SET TASK -> Reproduce every record below exactly as written, leaving out any pictures.

::: GIVEN DATA

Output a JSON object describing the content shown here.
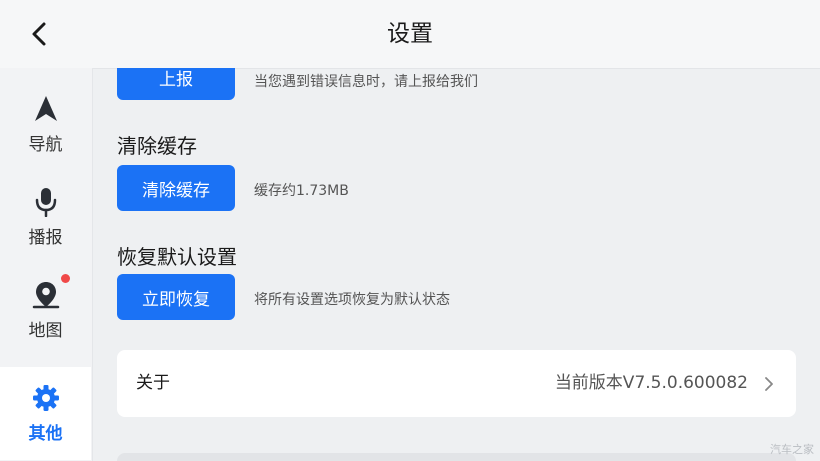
{
  "header": {
    "title": "设置"
  },
  "sidebar": {
    "items": [
      {
        "label": "导航",
        "icon": "navigation-arrow-icon",
        "active": false
      },
      {
        "label": "播报",
        "icon": "microphone-icon",
        "active": false
      },
      {
        "label": "地图",
        "icon": "map-pin-icon",
        "active": false,
        "badge": "red-dot"
      },
      {
        "label": "其他",
        "icon": "gear-icon",
        "active": true
      }
    ]
  },
  "main": {
    "report": {
      "button_label": "上报",
      "description": "当您遇到错误信息时，请上报给我们"
    },
    "clear_cache": {
      "title": "清除缓存",
      "button_label": "清除缓存",
      "description": "缓存约1.73MB"
    },
    "restore_defaults": {
      "title": "恢复默认设置",
      "button_label": "立即恢复",
      "description": "将所有设置选项恢复为默认状态"
    },
    "about": {
      "label": "关于",
      "version": "当前版本V7.5.0.600082"
    }
  },
  "watermark": "汽车之家",
  "colors": {
    "accent": "#1b72f5",
    "badge": "#f04848",
    "background": "#eef0f2"
  }
}
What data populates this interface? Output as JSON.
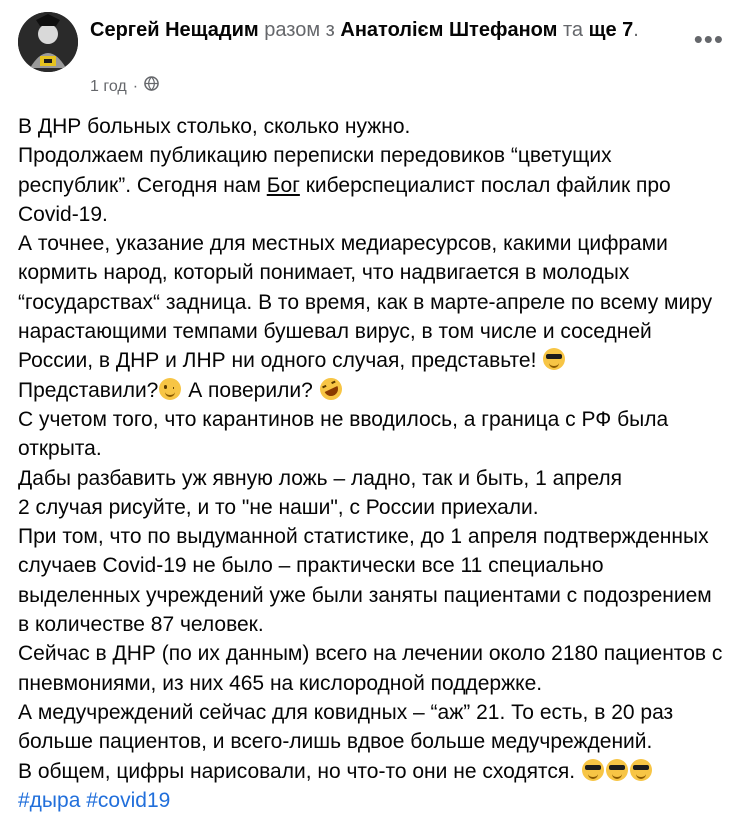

::::::

REPLY ->
Output a JSON object describing the content shown here.
{
  "header": {
    "title": "设置"
  },
  "sidebar": {
    "items": [
      {
        "label": "导航",
        "icon": "navigation-arrow-icon",
        "active": false
      },
      {
        "label": "播报",
        "icon": "microphone-icon",
        "active": false
      },
      {
        "label": "地图",
        "icon": "map-pin-icon",
        "active": false,
        "badge": "red-dot"
      },
      {
        "label": "其他",
        "icon": "gear-icon",
        "active": true
      }
    ]
  },
  "main": {
    "report": {
      "button_label": "上报",
      "description": "当您遇到错误信息时，请上报给我们"
    },
    "clear_cache": {
      "title": "清除缓存",
      "button_label": "清除缓存",
      "description": "缓存约1.73MB"
    },
    "restore_defaults": {
      "title": "恢复默认设置",
      "button_label": "立即恢复",
      "description": "将所有设置选项恢复为默认状态"
    },
    "about": {
      "label": "关于",
      "version": "当前版本V7.5.0.600082"
    }
  },
  "watermark": "汽车之家",
  "colors": {
    "accent": "#1b72f5",
    "badge": "#f04848",
    "background": "#eef0f2"
  }
}
What data populates this interface? Output as JSON.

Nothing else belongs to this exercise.